(What you need to do) Word-for-word transcription needed. Include every entry below but no pictures.

(Records from a data collection)
——————————
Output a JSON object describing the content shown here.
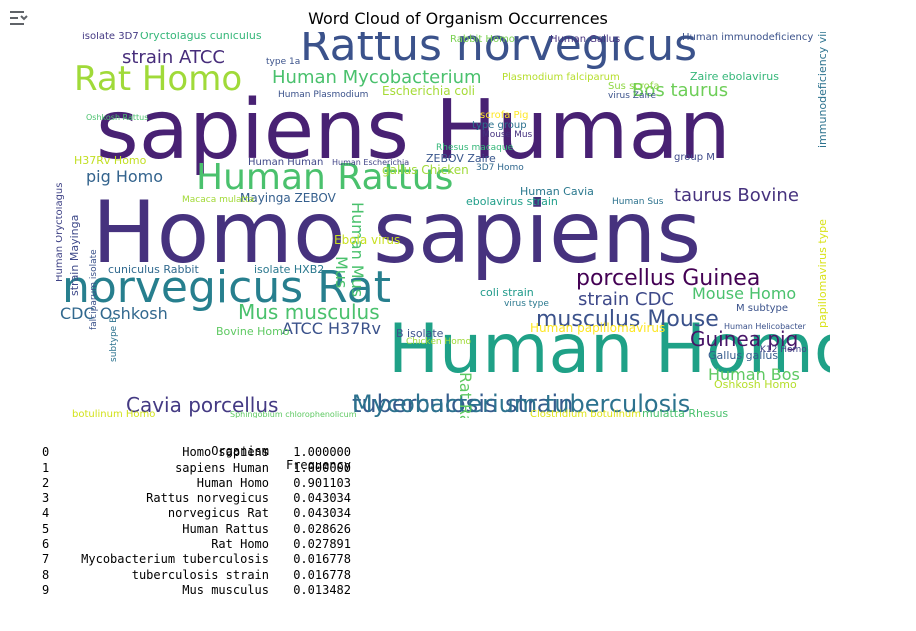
{
  "title": "Word Cloud of Organism Occurrences",
  "icons": {
    "output_toggle": "output-collapse-icon"
  },
  "table": {
    "headers": [
      "Organism",
      "Frequency"
    ],
    "rows": [
      {
        "idx": "0",
        "organism": "Homo sapiens",
        "frequency": "1.000000"
      },
      {
        "idx": "1",
        "organism": "sapiens Human",
        "frequency": "1.000000"
      },
      {
        "idx": "2",
        "organism": "Human Homo",
        "frequency": "0.901103"
      },
      {
        "idx": "3",
        "organism": "Rattus norvegicus",
        "frequency": "0.043034"
      },
      {
        "idx": "4",
        "organism": "norvegicus Rat",
        "frequency": "0.043034"
      },
      {
        "idx": "5",
        "organism": "Human Rattus",
        "frequency": "0.028626"
      },
      {
        "idx": "6",
        "organism": "Rat Homo",
        "frequency": "0.027891"
      },
      {
        "idx": "7",
        "organism": "Mycobacterium tuberculosis",
        "frequency": "0.016778"
      },
      {
        "idx": "8",
        "organism": "tuberculosis strain",
        "frequency": "0.016778"
      },
      {
        "idx": "9",
        "organism": "Mus musculus",
        "frequency": "0.013482"
      }
    ]
  },
  "cloud_words": [
    {
      "text": "Homo sapiens",
      "color": "#46327e"
    },
    {
      "text": "sapiens Human",
      "color": "#482173"
    },
    {
      "text": "Human Homo",
      "color": "#1fa187"
    },
    {
      "text": "Rattus norvegicus",
      "color": "#3b528b"
    },
    {
      "text": "norvegicus Rat",
      "color": "#277f8e"
    },
    {
      "text": "Human Rattus",
      "color": "#4ac16d"
    },
    {
      "text": "Rat Homo",
      "color": "#a0da39"
    },
    {
      "text": "tuberculosis strain",
      "color": "#365c8d"
    },
    {
      "text": "Mycobacterium tuberculosis",
      "color": "#2c728e"
    },
    {
      "text": "Mus musculus",
      "color": "#4ac16d"
    },
    {
      "text": "musculus Mouse",
      "color": "#3b528b"
    },
    {
      "text": "Cavia porcellus",
      "color": "#443a83"
    },
    {
      "text": "porcellus Guinea",
      "color": "#440154"
    },
    {
      "text": "Guinea pig",
      "color": "#481668"
    },
    {
      "text": "Human Mycobacterium",
      "color": "#4ac16d"
    },
    {
      "text": "strain ATCC",
      "color": "#472d7b"
    },
    {
      "text": "Bos taurus",
      "color": "#6ece58"
    },
    {
      "text": "taurus Bovine",
      "color": "#46327e"
    },
    {
      "text": "pig Homo",
      "color": "#33638d"
    },
    {
      "text": "CDC Oshkosh",
      "color": "#31688e"
    },
    {
      "text": "ATCC H37Rv",
      "color": "#3b528b"
    },
    {
      "text": "strain CDC",
      "color": "#3e4989"
    },
    {
      "text": "Mouse Homo",
      "color": "#4ac16d"
    },
    {
      "text": "Human Bos",
      "color": "#5ec962"
    },
    {
      "text": "Mus",
      "color": "#4ac16d"
    },
    {
      "text": "Rat Rattus",
      "color": "#5ec962"
    },
    {
      "text": "Human Mus",
      "color": "#4ac16d"
    },
    {
      "text": "Oryctolagus cuniculus",
      "color": "#35b779"
    },
    {
      "text": "Zaire ebolavirus",
      "color": "#35b779"
    },
    {
      "text": "Human Plasmodium",
      "color": "#3b528b"
    },
    {
      "text": "Escherichia coli",
      "color": "#a5db36"
    },
    {
      "text": "Plasmodium falciparum",
      "color": "#b5de2b"
    },
    {
      "text": "Human Gallus",
      "color": "#46327e"
    },
    {
      "text": "Rabbit Homo",
      "color": "#7ad151"
    },
    {
      "text": "Human immunodeficiency",
      "color": "#3b528b"
    },
    {
      "text": "immunodeficiency virus",
      "color": "#2c728e"
    },
    {
      "text": "papillomavirus type",
      "color": "#d8e219"
    },
    {
      "text": "Human papillomavirus",
      "color": "#fde725"
    },
    {
      "text": "Gallus gallus",
      "color": "#365c8d"
    },
    {
      "text": "Oshkosh Homo",
      "color": "#b5de2b"
    },
    {
      "text": "botulinum Homo",
      "color": "#d2e21b"
    },
    {
      "text": "Sphingobium chlorophenolicum",
      "color": "#5ec962"
    },
    {
      "text": "Clostridium botulinum",
      "color": "#dde318"
    },
    {
      "text": "mulatta Rhesus",
      "color": "#4ac16d"
    },
    {
      "text": "Mayinga ZEBOV",
      "color": "#355f8d"
    },
    {
      "text": "cuniculus Rabbit",
      "color": "#30698e"
    },
    {
      "text": "isolate HXB2",
      "color": "#2a788e"
    },
    {
      "text": "ebolavirus strain",
      "color": "#1f9e89"
    },
    {
      "text": "gallus Chicken",
      "color": "#a0da39"
    },
    {
      "text": "H37Rv Homo",
      "color": "#c2df23"
    },
    {
      "text": "Human Cavia",
      "color": "#2a788e"
    },
    {
      "text": "coli strain",
      "color": "#1f9a8a"
    },
    {
      "text": "Ebola virus",
      "color": "#c8e020"
    },
    {
      "text": "ZEBOV Zaire",
      "color": "#39568c"
    },
    {
      "text": "Human Human",
      "color": "#3f4788"
    },
    {
      "text": "Human Escherichia",
      "color": "#414487"
    },
    {
      "text": "Macaca mulatta",
      "color": "#a2da37"
    },
    {
      "text": "Bovine Homo",
      "color": "#5ec962"
    },
    {
      "text": "B isolate",
      "color": "#3b528b"
    },
    {
      "text": "3D7 Homo",
      "color": "#31688e"
    },
    {
      "text": "Rhesus macaque",
      "color": "#35b779"
    },
    {
      "text": "type group",
      "color": "#2c728e"
    },
    {
      "text": "Mouse Mus",
      "color": "#46327e"
    },
    {
      "text": "scrofa Pig",
      "color": "#fde725"
    },
    {
      "text": "Sus scrofa",
      "color": "#8fd744"
    },
    {
      "text": "virus Zaire",
      "color": "#3b528b"
    },
    {
      "text": "K12 Homo",
      "color": "#414487"
    },
    {
      "text": "M subtype",
      "color": "#3b528b"
    },
    {
      "text": "group M",
      "color": "#3e4989"
    },
    {
      "text": "Chicken Homo",
      "color": "#a0da39"
    },
    {
      "text": "isolate 3D7",
      "color": "#443983"
    },
    {
      "text": "type 1a",
      "color": "#3b528b"
    },
    {
      "text": "Oshkosh Rattus",
      "color": "#4ac16d"
    },
    {
      "text": "strain Mayinga",
      "color": "#3e4989"
    },
    {
      "text": "falciparum isolate",
      "color": "#3b528b"
    },
    {
      "text": "subtype B",
      "color": "#2c728e"
    },
    {
      "text": "virus type",
      "color": "#2a788e"
    },
    {
      "text": "Human Oryctolagus",
      "color": "#414487"
    },
    {
      "text": "Human Helicobacter",
      "color": "#3b528b"
    },
    {
      "text": "Human Sus",
      "color": "#2c728e"
    }
  ]
}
——————————
(Solved exercise)
Output a JSON object describing the content shown here.
{
  "title": "Word Cloud of Organism Occurrences",
  "icons": {
    "output_toggle": "output-collapse-icon"
  },
  "table": {
    "headers": [
      "Organism",
      "Frequency"
    ],
    "rows": [
      {
        "idx": "0",
        "organism": "Homo sapiens",
        "frequency": "1.000000"
      },
      {
        "idx": "1",
        "organism": "sapiens Human",
        "frequency": "1.000000"
      },
      {
        "idx": "2",
        "organism": "Human Homo",
        "frequency": "0.901103"
      },
      {
        "idx": "3",
        "organism": "Rattus norvegicus",
        "frequency": "0.043034"
      },
      {
        "idx": "4",
        "organism": "norvegicus Rat",
        "frequency": "0.043034"
      },
      {
        "idx": "5",
        "organism": "Human Rattus",
        "frequency": "0.028626"
      },
      {
        "idx": "6",
        "organism": "Rat Homo",
        "frequency": "0.027891"
      },
      {
        "idx": "7",
        "organism": "Mycobacterium tuberculosis",
        "frequency": "0.016778"
      },
      {
        "idx": "8",
        "organism": "tuberculosis strain",
        "frequency": "0.016778"
      },
      {
        "idx": "9",
        "organism": "Mus musculus",
        "frequency": "0.013482"
      }
    ]
  },
  "cloud_words": [
    {
      "text": "Homo sapiens",
      "color": "#46327e"
    },
    {
      "text": "sapiens Human",
      "color": "#482173"
    },
    {
      "text": "Human Homo",
      "color": "#1fa187"
    },
    {
      "text": "Rattus norvegicus",
      "color": "#3b528b"
    },
    {
      "text": "norvegicus Rat",
      "color": "#277f8e"
    },
    {
      "text": "Human Rattus",
      "color": "#4ac16d"
    },
    {
      "text": "Rat Homo",
      "color": "#a0da39"
    },
    {
      "text": "tuberculosis strain",
      "color": "#365c8d"
    },
    {
      "text": "Mycobacterium tuberculosis",
      "color": "#2c728e"
    },
    {
      "text": "Mus musculus",
      "color": "#4ac16d"
    },
    {
      "text": "musculus Mouse",
      "color": "#3b528b"
    },
    {
      "text": "Cavia porcellus",
      "color": "#443a83"
    },
    {
      "text": "porcellus Guinea",
      "color": "#440154"
    },
    {
      "text": "Guinea pig",
      "color": "#481668"
    },
    {
      "text": "Human Mycobacterium",
      "color": "#4ac16d"
    },
    {
      "text": "strain ATCC",
      "color": "#472d7b"
    },
    {
      "text": "Bos taurus",
      "color": "#6ece58"
    },
    {
      "text": "taurus Bovine",
      "color": "#46327e"
    },
    {
      "text": "pig Homo",
      "color": "#33638d"
    },
    {
      "text": "CDC Oshkosh",
      "color": "#31688e"
    },
    {
      "text": "ATCC H37Rv",
      "color": "#3b528b"
    },
    {
      "text": "strain CDC",
      "color": "#3e4989"
    },
    {
      "text": "Mouse Homo",
      "color": "#4ac16d"
    },
    {
      "text": "Human Bos",
      "color": "#5ec962"
    },
    {
      "text": "Mus",
      "color": "#4ac16d"
    },
    {
      "text": "Rat Rattus",
      "color": "#5ec962"
    },
    {
      "text": "Human Mus",
      "color": "#4ac16d"
    },
    {
      "text": "Oryctolagus cuniculus",
      "color": "#35b779"
    },
    {
      "text": "Zaire ebolavirus",
      "color": "#35b779"
    },
    {
      "text": "Human Plasmodium",
      "color": "#3b528b"
    },
    {
      "text": "Escherichia coli",
      "color": "#a5db36"
    },
    {
      "text": "Plasmodium falciparum",
      "color": "#b5de2b"
    },
    {
      "text": "Human Gallus",
      "color": "#46327e"
    },
    {
      "text": "Rabbit Homo",
      "color": "#7ad151"
    },
    {
      "text": "Human immunodeficiency",
      "color": "#3b528b"
    },
    {
      "text": "immunodeficiency virus",
      "color": "#2c728e"
    },
    {
      "text": "papillomavirus type",
      "color": "#d8e219"
    },
    {
      "text": "Human papillomavirus",
      "color": "#fde725"
    },
    {
      "text": "Gallus gallus",
      "color": "#365c8d"
    },
    {
      "text": "Oshkosh Homo",
      "color": "#b5de2b"
    },
    {
      "text": "botulinum Homo",
      "color": "#d2e21b"
    },
    {
      "text": "Sphingobium chlorophenolicum",
      "color": "#5ec962"
    },
    {
      "text": "Clostridium botulinum",
      "color": "#dde318"
    },
    {
      "text": "mulatta Rhesus",
      "color": "#4ac16d"
    },
    {
      "text": "Mayinga ZEBOV",
      "color": "#355f8d"
    },
    {
      "text": "cuniculus Rabbit",
      "color": "#30698e"
    },
    {
      "text": "isolate HXB2",
      "color": "#2a788e"
    },
    {
      "text": "ebolavirus strain",
      "color": "#1f9e89"
    },
    {
      "text": "gallus Chicken",
      "color": "#a0da39"
    },
    {
      "text": "H37Rv Homo",
      "color": "#c2df23"
    },
    {
      "text": "Human Cavia",
      "color": "#2a788e"
    },
    {
      "text": "coli strain",
      "color": "#1f9a8a"
    },
    {
      "text": "Ebola virus",
      "color": "#c8e020"
    },
    {
      "text": "ZEBOV Zaire",
      "color": "#39568c"
    },
    {
      "text": "Human Human",
      "color": "#3f4788"
    },
    {
      "text": "Human Escherichia",
      "color": "#414487"
    },
    {
      "text": "Macaca mulatta",
      "color": "#a2da37"
    },
    {
      "text": "Bovine Homo",
      "color": "#5ec962"
    },
    {
      "text": "B isolate",
      "color": "#3b528b"
    },
    {
      "text": "3D7 Homo",
      "color": "#31688e"
    },
    {
      "text": "Rhesus macaque",
      "color": "#35b779"
    },
    {
      "text": "type group",
      "color": "#2c728e"
    },
    {
      "text": "Mouse Mus",
      "color": "#46327e"
    },
    {
      "text": "scrofa Pig",
      "color": "#fde725"
    },
    {
      "text": "Sus scrofa",
      "color": "#8fd744"
    },
    {
      "text": "virus Zaire",
      "color": "#3b528b"
    },
    {
      "text": "K12 Homo",
      "color": "#414487"
    },
    {
      "text": "M subtype",
      "color": "#3b528b"
    },
    {
      "text": "group M",
      "color": "#3e4989"
    },
    {
      "text": "Chicken Homo",
      "color": "#a0da39"
    },
    {
      "text": "isolate 3D7",
      "color": "#443983"
    },
    {
      "text": "type 1a",
      "color": "#3b528b"
    },
    {
      "text": "Oshkosh Rattus",
      "color": "#4ac16d"
    },
    {
      "text": "strain Mayinga",
      "color": "#3e4989"
    },
    {
      "text": "falciparum isolate",
      "color": "#3b528b"
    },
    {
      "text": "subtype B",
      "color": "#2c728e"
    },
    {
      "text": "virus type",
      "color": "#2a788e"
    },
    {
      "text": "Human Oryctolagus",
      "color": "#414487"
    },
    {
      "text": "Human Helicobacter",
      "color": "#3b528b"
    },
    {
      "text": "Human Sus",
      "color": "#2c728e"
    }
  ]
}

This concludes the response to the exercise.